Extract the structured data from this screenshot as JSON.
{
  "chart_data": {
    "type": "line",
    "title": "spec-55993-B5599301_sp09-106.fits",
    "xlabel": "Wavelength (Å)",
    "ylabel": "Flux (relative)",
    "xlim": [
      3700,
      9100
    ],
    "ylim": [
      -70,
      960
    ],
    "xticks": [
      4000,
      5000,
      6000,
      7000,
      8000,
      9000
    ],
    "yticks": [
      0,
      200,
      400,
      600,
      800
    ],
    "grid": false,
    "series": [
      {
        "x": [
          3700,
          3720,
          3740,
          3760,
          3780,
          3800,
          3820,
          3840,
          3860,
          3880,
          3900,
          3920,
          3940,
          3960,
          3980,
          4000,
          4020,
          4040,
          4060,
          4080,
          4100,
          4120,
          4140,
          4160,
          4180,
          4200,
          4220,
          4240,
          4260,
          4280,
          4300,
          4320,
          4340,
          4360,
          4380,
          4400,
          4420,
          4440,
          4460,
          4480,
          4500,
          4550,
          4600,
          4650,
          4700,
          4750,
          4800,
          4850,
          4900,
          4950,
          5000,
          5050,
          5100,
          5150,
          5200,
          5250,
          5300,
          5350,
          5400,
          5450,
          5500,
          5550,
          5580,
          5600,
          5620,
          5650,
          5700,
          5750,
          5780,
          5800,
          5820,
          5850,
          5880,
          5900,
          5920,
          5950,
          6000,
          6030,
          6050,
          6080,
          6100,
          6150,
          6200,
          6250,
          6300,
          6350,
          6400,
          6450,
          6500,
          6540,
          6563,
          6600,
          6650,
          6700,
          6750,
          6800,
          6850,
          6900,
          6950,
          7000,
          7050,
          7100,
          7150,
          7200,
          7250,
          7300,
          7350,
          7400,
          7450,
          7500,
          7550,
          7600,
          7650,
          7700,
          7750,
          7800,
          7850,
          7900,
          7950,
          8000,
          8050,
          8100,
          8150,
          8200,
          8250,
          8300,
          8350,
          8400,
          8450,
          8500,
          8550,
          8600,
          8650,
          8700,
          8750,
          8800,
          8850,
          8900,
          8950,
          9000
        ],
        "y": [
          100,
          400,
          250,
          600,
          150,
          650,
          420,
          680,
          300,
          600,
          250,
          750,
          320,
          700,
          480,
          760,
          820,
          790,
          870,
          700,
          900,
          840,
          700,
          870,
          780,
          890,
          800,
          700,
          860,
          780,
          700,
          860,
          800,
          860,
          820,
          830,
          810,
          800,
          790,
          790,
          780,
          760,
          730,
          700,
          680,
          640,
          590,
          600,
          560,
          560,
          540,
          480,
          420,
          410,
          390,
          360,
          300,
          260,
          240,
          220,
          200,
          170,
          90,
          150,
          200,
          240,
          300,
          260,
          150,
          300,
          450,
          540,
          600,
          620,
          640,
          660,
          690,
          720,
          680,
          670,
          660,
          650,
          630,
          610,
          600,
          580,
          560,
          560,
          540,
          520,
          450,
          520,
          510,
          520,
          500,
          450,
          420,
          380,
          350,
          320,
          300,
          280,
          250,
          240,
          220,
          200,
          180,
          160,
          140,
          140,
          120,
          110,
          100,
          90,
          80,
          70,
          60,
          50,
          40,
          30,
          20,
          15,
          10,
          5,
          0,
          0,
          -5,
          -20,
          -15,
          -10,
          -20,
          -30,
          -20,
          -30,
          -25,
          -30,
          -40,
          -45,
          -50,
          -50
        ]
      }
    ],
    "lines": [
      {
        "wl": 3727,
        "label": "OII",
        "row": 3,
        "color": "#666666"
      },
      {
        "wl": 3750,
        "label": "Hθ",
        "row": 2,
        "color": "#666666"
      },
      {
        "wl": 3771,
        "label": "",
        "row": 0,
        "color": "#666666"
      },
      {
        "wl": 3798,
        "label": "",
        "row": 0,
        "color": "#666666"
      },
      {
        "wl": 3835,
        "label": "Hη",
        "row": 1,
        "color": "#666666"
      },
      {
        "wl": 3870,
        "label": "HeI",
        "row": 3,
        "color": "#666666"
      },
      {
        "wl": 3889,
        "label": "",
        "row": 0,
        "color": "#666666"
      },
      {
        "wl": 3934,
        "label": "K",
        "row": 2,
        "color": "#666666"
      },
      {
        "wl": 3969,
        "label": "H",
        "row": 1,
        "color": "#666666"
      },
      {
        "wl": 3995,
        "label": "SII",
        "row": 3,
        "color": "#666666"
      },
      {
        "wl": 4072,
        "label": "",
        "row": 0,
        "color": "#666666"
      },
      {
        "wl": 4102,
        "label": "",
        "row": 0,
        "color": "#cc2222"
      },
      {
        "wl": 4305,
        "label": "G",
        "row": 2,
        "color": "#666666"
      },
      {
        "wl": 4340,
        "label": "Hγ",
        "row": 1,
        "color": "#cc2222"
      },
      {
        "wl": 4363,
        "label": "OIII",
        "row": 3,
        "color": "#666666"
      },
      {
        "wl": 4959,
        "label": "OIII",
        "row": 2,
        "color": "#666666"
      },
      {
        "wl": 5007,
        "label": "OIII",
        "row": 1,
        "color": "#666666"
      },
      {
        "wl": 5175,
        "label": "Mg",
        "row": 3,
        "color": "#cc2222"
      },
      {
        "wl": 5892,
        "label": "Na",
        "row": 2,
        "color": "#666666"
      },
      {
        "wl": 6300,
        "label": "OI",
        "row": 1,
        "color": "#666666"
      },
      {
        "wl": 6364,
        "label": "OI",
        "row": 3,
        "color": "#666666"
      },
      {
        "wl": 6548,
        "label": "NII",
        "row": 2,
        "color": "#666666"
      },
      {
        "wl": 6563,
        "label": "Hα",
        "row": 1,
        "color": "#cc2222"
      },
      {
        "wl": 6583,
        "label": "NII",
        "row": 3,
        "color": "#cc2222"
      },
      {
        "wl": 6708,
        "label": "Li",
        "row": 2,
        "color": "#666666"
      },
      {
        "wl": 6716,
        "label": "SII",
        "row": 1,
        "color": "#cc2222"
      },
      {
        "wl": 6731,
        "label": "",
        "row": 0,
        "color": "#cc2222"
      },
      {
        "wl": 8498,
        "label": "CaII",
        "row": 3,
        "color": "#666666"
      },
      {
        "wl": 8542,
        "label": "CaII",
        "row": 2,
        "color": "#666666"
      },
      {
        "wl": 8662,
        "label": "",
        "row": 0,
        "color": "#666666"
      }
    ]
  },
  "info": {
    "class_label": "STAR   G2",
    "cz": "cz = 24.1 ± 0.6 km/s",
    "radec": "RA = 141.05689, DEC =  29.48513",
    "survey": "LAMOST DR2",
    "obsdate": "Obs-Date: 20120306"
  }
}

SET EXERCISE. Send back every record, precisely as written.

COMPLETED EXERCISE.
Extract the structured data from this screenshot as JSON.
{
  "chart_data": {
    "type": "line",
    "title": "spec-55993-B5599301_sp09-106.fits",
    "xlabel": "Wavelength (Å)",
    "ylabel": "Flux (relative)",
    "xlim": [
      3700,
      9100
    ],
    "ylim": [
      -70,
      960
    ],
    "xticks": [
      4000,
      5000,
      6000,
      7000,
      8000,
      9000
    ],
    "yticks": [
      0,
      200,
      400,
      600,
      800
    ],
    "grid": false,
    "series": [
      {
        "x": [
          3700,
          3720,
          3740,
          3760,
          3780,
          3800,
          3820,
          3840,
          3860,
          3880,
          3900,
          3920,
          3940,
          3960,
          3980,
          4000,
          4020,
          4040,
          4060,
          4080,
          4100,
          4120,
          4140,
          4160,
          4180,
          4200,
          4220,
          4240,
          4260,
          4280,
          4300,
          4320,
          4340,
          4360,
          4380,
          4400,
          4420,
          4440,
          4460,
          4480,
          4500,
          4550,
          4600,
          4650,
          4700,
          4750,
          4800,
          4850,
          4900,
          4950,
          5000,
          5050,
          5100,
          5150,
          5200,
          5250,
          5300,
          5350,
          5400,
          5450,
          5500,
          5550,
          5580,
          5600,
          5620,
          5650,
          5700,
          5750,
          5780,
          5800,
          5820,
          5850,
          5880,
          5900,
          5920,
          5950,
          6000,
          6030,
          6050,
          6080,
          6100,
          6150,
          6200,
          6250,
          6300,
          6350,
          6400,
          6450,
          6500,
          6540,
          6563,
          6600,
          6650,
          6700,
          6750,
          6800,
          6850,
          6900,
          6950,
          7000,
          7050,
          7100,
          7150,
          7200,
          7250,
          7300,
          7350,
          7400,
          7450,
          7500,
          7550,
          7600,
          7650,
          7700,
          7750,
          7800,
          7850,
          7900,
          7950,
          8000,
          8050,
          8100,
          8150,
          8200,
          8250,
          8300,
          8350,
          8400,
          8450,
          8500,
          8550,
          8600,
          8650,
          8700,
          8750,
          8800,
          8850,
          8900,
          8950,
          9000
        ],
        "y": [
          100,
          400,
          250,
          600,
          150,
          650,
          420,
          680,
          300,
          600,
          250,
          750,
          320,
          700,
          480,
          760,
          820,
          790,
          870,
          700,
          900,
          840,
          700,
          870,
          780,
          890,
          800,
          700,
          860,
          780,
          700,
          860,
          800,
          860,
          820,
          830,
          810,
          800,
          790,
          790,
          780,
          760,
          730,
          700,
          680,
          640,
          590,
          600,
          560,
          560,
          540,
          480,
          420,
          410,
          390,
          360,
          300,
          260,
          240,
          220,
          200,
          170,
          90,
          150,
          200,
          240,
          300,
          260,
          150,
          300,
          450,
          540,
          600,
          620,
          640,
          660,
          690,
          720,
          680,
          670,
          660,
          650,
          630,
          610,
          600,
          580,
          560,
          560,
          540,
          520,
          450,
          520,
          510,
          520,
          500,
          450,
          420,
          380,
          350,
          320,
          300,
          280,
          250,
          240,
          220,
          200,
          180,
          160,
          140,
          140,
          120,
          110,
          100,
          90,
          80,
          70,
          60,
          50,
          40,
          30,
          20,
          15,
          10,
          5,
          0,
          0,
          -5,
          -20,
          -15,
          -10,
          -20,
          -30,
          -20,
          -30,
          -25,
          -30,
          -40,
          -45,
          -50,
          -50
        ]
      }
    ],
    "lines": [
      {
        "wl": 3727,
        "label": "OII",
        "row": 3,
        "color": "#666666"
      },
      {
        "wl": 3750,
        "label": "Hθ",
        "row": 2,
        "color": "#666666"
      },
      {
        "wl": 3771,
        "label": "",
        "row": 0,
        "color": "#666666"
      },
      {
        "wl": 3798,
        "label": "",
        "row": 0,
        "color": "#666666"
      },
      {
        "wl": 3835,
        "label": "Hη",
        "row": 1,
        "color": "#666666"
      },
      {
        "wl": 3870,
        "label": "HeI",
        "row": 3,
        "color": "#666666"
      },
      {
        "wl": 3889,
        "label": "",
        "row": 0,
        "color": "#666666"
      },
      {
        "wl": 3934,
        "label": "K",
        "row": 2,
        "color": "#666666"
      },
      {
        "wl": 3969,
        "label": "H",
        "row": 1,
        "color": "#666666"
      },
      {
        "wl": 3995,
        "label": "SII",
        "row": 3,
        "color": "#666666"
      },
      {
        "wl": 4072,
        "label": "",
        "row": 0,
        "color": "#666666"
      },
      {
        "wl": 4102,
        "label": "",
        "row": 0,
        "color": "#cc2222"
      },
      {
        "wl": 4305,
        "label": "G",
        "row": 2,
        "color": "#666666"
      },
      {
        "wl": 4340,
        "label": "Hγ",
        "row": 1,
        "color": "#cc2222"
      },
      {
        "wl": 4363,
        "label": "OIII",
        "row": 3,
        "color": "#666666"
      },
      {
        "wl": 4959,
        "label": "OIII",
        "row": 2,
        "color": "#666666"
      },
      {
        "wl": 5007,
        "label": "OIII",
        "row": 1,
        "color": "#666666"
      },
      {
        "wl": 5175,
        "label": "Mg",
        "row": 3,
        "color": "#cc2222"
      },
      {
        "wl": 5892,
        "label": "Na",
        "row": 2,
        "color": "#666666"
      },
      {
        "wl": 6300,
        "label": "OI",
        "row": 1,
        "color": "#666666"
      },
      {
        "wl": 6364,
        "label": "OI",
        "row": 3,
        "color": "#666666"
      },
      {
        "wl": 6548,
        "label": "NII",
        "row": 2,
        "color": "#666666"
      },
      {
        "wl": 6563,
        "label": "Hα",
        "row": 1,
        "color": "#cc2222"
      },
      {
        "wl": 6583,
        "label": "NII",
        "row": 3,
        "color": "#cc2222"
      },
      {
        "wl": 6708,
        "label": "Li",
        "row": 2,
        "color": "#666666"
      },
      {
        "wl": 6716,
        "label": "SII",
        "row": 1,
        "color": "#cc2222"
      },
      {
        "wl": 6731,
        "label": "",
        "row": 0,
        "color": "#cc2222"
      },
      {
        "wl": 8498,
        "label": "CaII",
        "row": 3,
        "color": "#666666"
      },
      {
        "wl": 8542,
        "label": "CaII",
        "row": 2,
        "color": "#666666"
      },
      {
        "wl": 8662,
        "label": "",
        "row": 0,
        "color": "#666666"
      }
    ]
  },
  "info": {
    "class_label": "STAR   G2",
    "cz": "cz = 24.1 ± 0.6 km/s",
    "radec": "RA = 141.05689, DEC =  29.48513",
    "survey": "LAMOST DR2",
    "obsdate": "Obs-Date: 20120306"
  }
}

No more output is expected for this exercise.